Given instruction: Reproduce the material exactly, omitting nothing.

[Dataset rows about figures]
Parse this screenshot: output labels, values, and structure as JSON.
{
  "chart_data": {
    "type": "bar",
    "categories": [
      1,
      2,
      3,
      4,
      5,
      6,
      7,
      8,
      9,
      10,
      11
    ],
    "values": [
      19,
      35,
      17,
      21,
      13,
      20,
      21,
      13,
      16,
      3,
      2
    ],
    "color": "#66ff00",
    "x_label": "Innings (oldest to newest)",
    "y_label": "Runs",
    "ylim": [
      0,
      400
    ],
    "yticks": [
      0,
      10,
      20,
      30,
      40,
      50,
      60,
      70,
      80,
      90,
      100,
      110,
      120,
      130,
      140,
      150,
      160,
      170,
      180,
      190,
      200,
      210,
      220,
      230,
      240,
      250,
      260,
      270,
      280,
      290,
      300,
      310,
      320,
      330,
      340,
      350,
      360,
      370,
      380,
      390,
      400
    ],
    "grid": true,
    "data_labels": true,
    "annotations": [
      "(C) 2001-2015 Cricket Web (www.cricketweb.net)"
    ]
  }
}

Exercise answer:
Parse this screenshot: output labels, values, and structure as JSON.
{
  "chart_data": {
    "type": "bar",
    "categories": [
      1,
      2,
      3,
      4,
      5,
      6,
      7,
      8,
      9,
      10,
      11
    ],
    "values": [
      19,
      35,
      17,
      21,
      13,
      20,
      21,
      13,
      16,
      3,
      2
    ],
    "color": "#66ff00",
    "x_label": "Innings (oldest to newest)",
    "y_label": "Runs",
    "ylim": [
      0,
      400
    ],
    "yticks": [
      0,
      10,
      20,
      30,
      40,
      50,
      60,
      70,
      80,
      90,
      100,
      110,
      120,
      130,
      140,
      150,
      160,
      170,
      180,
      190,
      200,
      210,
      220,
      230,
      240,
      250,
      260,
      270,
      280,
      290,
      300,
      310,
      320,
      330,
      340,
      350,
      360,
      370,
      380,
      390,
      400
    ],
    "grid": true,
    "data_labels": true,
    "annotations": [
      "(C) 2001-2015 Cricket Web (www.cricketweb.net)"
    ]
  }
}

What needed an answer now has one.